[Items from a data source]

* START *

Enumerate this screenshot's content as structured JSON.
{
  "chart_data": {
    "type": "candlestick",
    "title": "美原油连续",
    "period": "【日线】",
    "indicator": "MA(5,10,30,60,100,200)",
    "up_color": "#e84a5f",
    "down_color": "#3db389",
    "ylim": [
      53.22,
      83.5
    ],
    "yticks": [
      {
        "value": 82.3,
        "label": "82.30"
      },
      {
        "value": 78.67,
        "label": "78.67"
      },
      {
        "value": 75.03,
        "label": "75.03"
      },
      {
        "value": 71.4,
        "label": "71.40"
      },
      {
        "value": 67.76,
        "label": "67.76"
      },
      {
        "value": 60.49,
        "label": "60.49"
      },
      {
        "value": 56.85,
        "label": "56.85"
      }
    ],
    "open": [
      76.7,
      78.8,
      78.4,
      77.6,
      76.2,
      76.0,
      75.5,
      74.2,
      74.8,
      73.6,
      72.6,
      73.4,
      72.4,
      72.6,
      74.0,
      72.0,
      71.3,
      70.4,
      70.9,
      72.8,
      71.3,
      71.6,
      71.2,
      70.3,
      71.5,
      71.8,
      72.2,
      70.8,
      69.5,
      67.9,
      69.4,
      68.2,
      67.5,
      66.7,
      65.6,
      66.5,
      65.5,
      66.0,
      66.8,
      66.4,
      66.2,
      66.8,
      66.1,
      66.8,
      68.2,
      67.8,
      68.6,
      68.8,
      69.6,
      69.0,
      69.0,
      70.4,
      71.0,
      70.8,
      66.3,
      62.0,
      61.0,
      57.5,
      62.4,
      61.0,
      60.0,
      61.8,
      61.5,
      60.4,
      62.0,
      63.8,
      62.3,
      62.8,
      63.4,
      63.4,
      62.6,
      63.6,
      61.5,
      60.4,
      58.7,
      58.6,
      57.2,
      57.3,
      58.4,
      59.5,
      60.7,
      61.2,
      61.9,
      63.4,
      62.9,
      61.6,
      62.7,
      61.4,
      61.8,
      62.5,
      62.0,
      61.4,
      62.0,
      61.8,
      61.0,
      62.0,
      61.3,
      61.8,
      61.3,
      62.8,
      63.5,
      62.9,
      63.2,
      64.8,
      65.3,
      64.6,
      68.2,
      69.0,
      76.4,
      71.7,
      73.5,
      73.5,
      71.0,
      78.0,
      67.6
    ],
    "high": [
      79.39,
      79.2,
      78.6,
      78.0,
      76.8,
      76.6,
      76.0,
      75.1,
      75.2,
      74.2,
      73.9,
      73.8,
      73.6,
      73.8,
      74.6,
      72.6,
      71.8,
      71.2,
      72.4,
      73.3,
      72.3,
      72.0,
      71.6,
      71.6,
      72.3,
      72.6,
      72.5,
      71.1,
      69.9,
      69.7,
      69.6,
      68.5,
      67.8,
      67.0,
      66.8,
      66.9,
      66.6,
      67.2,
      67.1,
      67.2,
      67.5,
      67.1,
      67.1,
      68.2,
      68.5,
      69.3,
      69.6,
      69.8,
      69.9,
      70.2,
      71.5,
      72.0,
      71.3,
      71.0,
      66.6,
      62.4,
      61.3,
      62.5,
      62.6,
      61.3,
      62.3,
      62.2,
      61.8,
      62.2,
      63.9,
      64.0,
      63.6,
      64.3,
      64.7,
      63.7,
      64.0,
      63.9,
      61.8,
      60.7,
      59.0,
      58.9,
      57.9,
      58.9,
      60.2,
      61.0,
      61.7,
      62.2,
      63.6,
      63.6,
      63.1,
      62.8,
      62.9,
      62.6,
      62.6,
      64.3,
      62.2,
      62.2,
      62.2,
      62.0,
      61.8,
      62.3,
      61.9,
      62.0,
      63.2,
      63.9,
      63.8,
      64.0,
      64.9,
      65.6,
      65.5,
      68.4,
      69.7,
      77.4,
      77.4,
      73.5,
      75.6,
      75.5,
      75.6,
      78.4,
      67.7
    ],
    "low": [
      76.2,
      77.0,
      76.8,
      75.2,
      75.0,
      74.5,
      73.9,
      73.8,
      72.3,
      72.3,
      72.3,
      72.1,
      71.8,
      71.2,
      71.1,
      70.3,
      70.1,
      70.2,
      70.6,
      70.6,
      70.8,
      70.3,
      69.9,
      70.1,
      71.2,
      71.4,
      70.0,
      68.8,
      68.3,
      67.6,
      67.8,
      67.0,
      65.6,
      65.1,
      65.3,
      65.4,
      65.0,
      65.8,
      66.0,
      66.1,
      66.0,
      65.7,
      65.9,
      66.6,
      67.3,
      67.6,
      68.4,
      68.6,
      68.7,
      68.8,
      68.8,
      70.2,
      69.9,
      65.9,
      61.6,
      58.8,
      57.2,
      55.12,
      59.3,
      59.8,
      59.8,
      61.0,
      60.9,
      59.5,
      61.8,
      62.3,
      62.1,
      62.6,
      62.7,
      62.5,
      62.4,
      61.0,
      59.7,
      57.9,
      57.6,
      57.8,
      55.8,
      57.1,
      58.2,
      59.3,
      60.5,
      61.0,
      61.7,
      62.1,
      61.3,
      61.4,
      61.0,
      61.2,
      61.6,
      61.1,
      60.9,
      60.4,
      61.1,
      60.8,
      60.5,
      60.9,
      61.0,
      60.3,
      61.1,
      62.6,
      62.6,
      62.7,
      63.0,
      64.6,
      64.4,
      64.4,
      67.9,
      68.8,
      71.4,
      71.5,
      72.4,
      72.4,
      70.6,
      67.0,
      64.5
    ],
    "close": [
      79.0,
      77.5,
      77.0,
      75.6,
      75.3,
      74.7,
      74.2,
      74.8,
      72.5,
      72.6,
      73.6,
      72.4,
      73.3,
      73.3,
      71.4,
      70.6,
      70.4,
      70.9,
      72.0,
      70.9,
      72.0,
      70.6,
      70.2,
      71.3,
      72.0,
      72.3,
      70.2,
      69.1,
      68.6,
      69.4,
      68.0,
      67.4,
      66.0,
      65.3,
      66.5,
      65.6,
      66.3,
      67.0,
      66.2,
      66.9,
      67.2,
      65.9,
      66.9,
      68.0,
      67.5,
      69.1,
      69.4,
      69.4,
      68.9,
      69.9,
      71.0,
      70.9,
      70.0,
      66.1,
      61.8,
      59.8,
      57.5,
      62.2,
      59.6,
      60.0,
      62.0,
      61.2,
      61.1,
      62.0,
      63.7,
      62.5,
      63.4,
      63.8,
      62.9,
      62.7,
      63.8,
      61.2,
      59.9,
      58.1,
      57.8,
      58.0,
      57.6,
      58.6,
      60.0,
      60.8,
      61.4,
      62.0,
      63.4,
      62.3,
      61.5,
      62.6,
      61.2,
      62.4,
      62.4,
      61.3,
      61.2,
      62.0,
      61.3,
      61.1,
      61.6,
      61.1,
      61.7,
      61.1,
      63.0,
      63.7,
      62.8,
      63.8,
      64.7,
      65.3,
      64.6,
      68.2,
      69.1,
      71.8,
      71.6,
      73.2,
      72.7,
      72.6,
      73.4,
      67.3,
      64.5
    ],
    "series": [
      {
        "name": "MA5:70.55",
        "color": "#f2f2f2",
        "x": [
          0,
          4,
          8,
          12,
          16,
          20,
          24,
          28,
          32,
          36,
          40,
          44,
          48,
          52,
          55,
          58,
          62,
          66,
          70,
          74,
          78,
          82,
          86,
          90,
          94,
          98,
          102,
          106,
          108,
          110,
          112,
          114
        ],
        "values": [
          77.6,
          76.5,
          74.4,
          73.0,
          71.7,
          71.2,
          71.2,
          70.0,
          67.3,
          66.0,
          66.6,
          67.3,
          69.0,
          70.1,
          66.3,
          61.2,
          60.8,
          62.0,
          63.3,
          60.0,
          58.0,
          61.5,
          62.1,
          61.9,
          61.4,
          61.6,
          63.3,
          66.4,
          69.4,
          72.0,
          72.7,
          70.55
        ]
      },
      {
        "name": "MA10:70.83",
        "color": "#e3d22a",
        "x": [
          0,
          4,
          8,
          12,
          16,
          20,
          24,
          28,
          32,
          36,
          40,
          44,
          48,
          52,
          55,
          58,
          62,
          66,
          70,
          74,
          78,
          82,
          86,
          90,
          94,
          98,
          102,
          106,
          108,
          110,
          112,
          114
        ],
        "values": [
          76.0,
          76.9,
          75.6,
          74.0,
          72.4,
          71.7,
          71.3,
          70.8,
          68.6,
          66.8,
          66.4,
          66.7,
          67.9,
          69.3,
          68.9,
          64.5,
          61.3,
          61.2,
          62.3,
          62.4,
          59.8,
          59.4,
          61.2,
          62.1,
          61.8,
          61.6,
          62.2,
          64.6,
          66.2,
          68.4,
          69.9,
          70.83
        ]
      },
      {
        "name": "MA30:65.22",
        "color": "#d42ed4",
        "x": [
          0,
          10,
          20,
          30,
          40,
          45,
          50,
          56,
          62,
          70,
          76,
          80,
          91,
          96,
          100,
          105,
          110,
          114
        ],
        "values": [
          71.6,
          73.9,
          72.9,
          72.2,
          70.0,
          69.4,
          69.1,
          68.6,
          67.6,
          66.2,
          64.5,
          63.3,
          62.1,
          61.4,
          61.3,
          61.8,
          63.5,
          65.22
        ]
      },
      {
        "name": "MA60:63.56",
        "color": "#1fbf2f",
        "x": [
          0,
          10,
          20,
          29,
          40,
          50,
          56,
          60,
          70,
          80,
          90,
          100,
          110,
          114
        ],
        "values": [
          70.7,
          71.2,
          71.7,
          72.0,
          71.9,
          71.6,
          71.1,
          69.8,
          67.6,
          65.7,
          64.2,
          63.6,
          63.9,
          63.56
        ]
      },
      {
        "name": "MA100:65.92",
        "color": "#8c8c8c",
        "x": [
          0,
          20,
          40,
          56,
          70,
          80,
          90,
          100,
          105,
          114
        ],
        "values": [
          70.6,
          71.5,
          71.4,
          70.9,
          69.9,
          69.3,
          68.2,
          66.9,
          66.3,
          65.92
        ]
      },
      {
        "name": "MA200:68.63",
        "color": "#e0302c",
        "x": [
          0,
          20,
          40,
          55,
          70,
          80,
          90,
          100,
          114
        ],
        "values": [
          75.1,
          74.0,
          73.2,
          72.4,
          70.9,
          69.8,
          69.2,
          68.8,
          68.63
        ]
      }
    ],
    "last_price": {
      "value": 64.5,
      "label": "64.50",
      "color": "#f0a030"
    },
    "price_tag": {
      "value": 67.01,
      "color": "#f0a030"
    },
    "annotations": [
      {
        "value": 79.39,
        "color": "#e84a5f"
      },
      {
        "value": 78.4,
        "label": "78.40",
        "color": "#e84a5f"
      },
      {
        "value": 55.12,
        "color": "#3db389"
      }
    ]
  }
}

* END *

**TASK BRIEF**
Find each line in the records holding the string "name" and show it.

**EXERCISE ANSWER**
        "name": "MA5:70.55",
        "name": "MA10:70.83",
        "name": "MA30:65.22",
        "name": "MA60:63.56",
        "name": "MA100:65.92",
        "name": "MA200:68.63",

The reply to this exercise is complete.